>> Begin

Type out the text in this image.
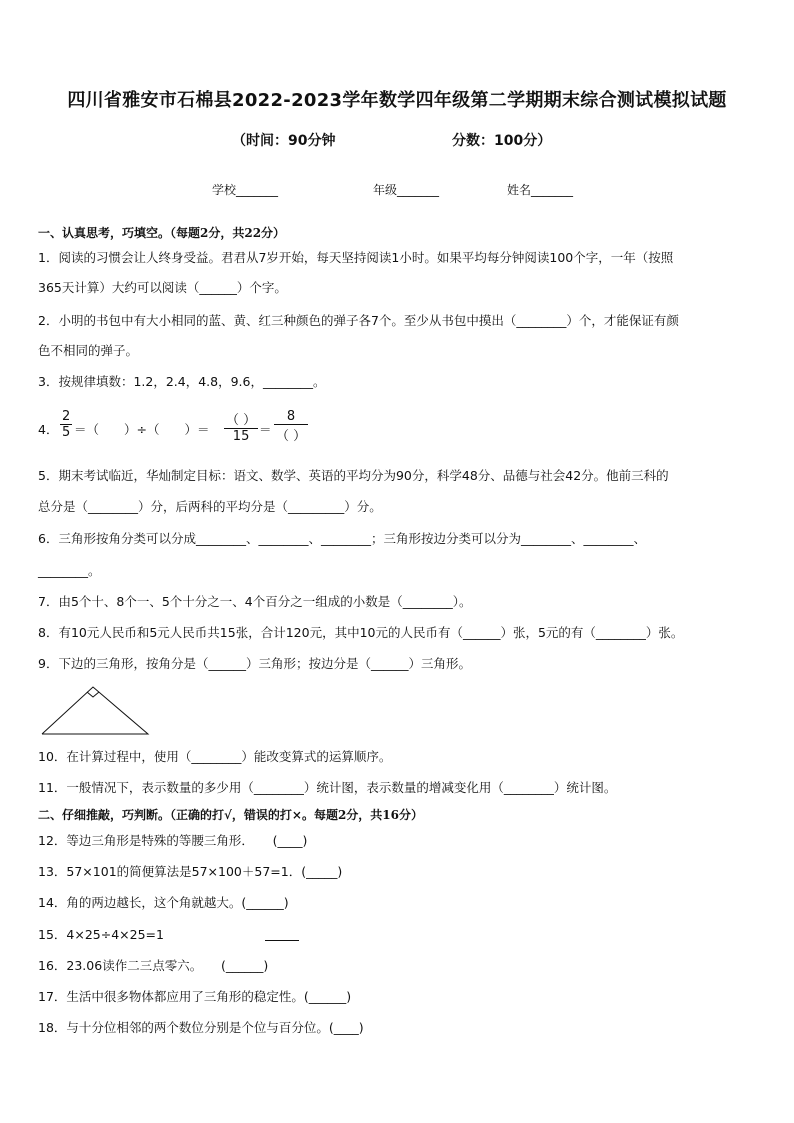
四川省雅安市石棉县2022-2023学年数学四年级第二学期期末综合测试模拟试题
（时间：90分钟	分数：100分）
学校_______	年级_______	姓名_______
一、认真思考，巧填空。（每题2分，共22分）
1．阅读的习惯会让人终身受益。君君从7岁开始，每天坚持阅读1小时。如果平均每分钟阅读100个字，一年（按照
365天计算）大约可以阅读（______）个字。
2．小明的书包中有大小相同的蓝、黄、红三种颜色的弹子各7个。至少从书包中摸出（________）个，才能保证有颜
色不相同的弹子。
3．按规律填数：1.2，2.4，4.8，9.6，________。
4． $\frac{2}{5}$ ＝（　　）÷（　　）＝
（ ）
15 ＝
8
（ ）
5．期末考试临近，华灿制定目标：语文、数学、英语的平均分为90分，科学48分、品德与社会42分。他前三科的
总分是（________）分，后两科的平均分是（_________）分。
6．三角形按角分类可以分成________、________、________；三角形按边分类可以分为________、________、
________。
7．由5个十、8个一、5个十分之一、4个百分之一组成的小数是（________）。
8．有10元人民币和5元人民币共15张，合计120元，其中10元的人民币有（______）张，5元的有（________）张。
9．下边的三角形，按角分是（______）三角形；按边分是（______）三角形。
10．在计算过程中，使用（________）能改变算式的运算顺序。
11．一般情况下，表示数量的多少用（________）统计图，表示数量的增减变化用（________）统计图。
二、仔细推敲，巧判断。（正确的打√，错误的打×。每题2分，共16分）
12．等边三角形是特殊的等腰三角形．　　(____)
13．57×101的简便算法是57×100＋57=1．(_____)
14．角的两边越长，这个角就越大。(______)
15．4×25÷4×25=1
16．23.06读作二三点零六。　　(______)
17．生活中很多物体都应用了三角形的稳定性。(______)
18．与十分位相邻的两个数位分别是个位与百分位。(____)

>> End

Reproduce the entries exactly. Do not carry over any picture.

Type out the text in this image.
四川省雅安市石棉县2022-2023学年数学四年级第二学期期末综合测试模拟试题
（时间：90分钟	分数：100分）
学校_______	年级_______	姓名_______
一、认真思考，巧填空。（每题2分，共22分）
1．阅读的习惯会让人终身受益。君君从7岁开始，每天坚持阅读1小时。如果平均每分钟阅读100个字，一年（按照
365天计算）大约可以阅读（______）个字。
2．小明的书包中有大小相同的蓝、黄、红三种颜色的弹子各7个。至少从书包中摸出（________）个，才能保证有颜
色不相同的弹子。
3．按规律填数：1.2，2.4，4.8，9.6，________。
4． $\frac{2}{5}$ ＝（　　）÷（　　）＝
（ ）
15 ＝
8
（ ）
5．期末考试临近，华灿制定目标：语文、数学、英语的平均分为90分，科学48分、品德与社会42分。他前三科的
总分是（________）分，后两科的平均分是（_________）分。
6．三角形按角分类可以分成________、________、________；三角形按边分类可以分为________、________、
________。
7．由5个十、8个一、5个十分之一、4个百分之一组成的小数是（________）。
8．有10元人民币和5元人民币共15张，合计120元，其中10元的人民币有（______）张，5元的有（________）张。
9．下边的三角形，按角分是（______）三角形；按边分是（______）三角形。
10．在计算过程中，使用（________）能改变算式的运算顺序。
11．一般情况下，表示数量的多少用（________）统计图，表示数量的增减变化用（________）统计图。
二、仔细推敲，巧判断。（正确的打√，错误的打×。每题2分，共16分）
12．等边三角形是特殊的等腰三角形．　　(____)
13．57×101的简便算法是57×100＋57=1．(_____)
14．角的两边越长，这个角就越大。(______)
15．4×25÷4×25=1
16．23.06读作二三点零六。　　(______)
17．生活中很多物体都应用了三角形的稳定性。(______)
18．与十分位相邻的两个数位分别是个位与百分位。(____)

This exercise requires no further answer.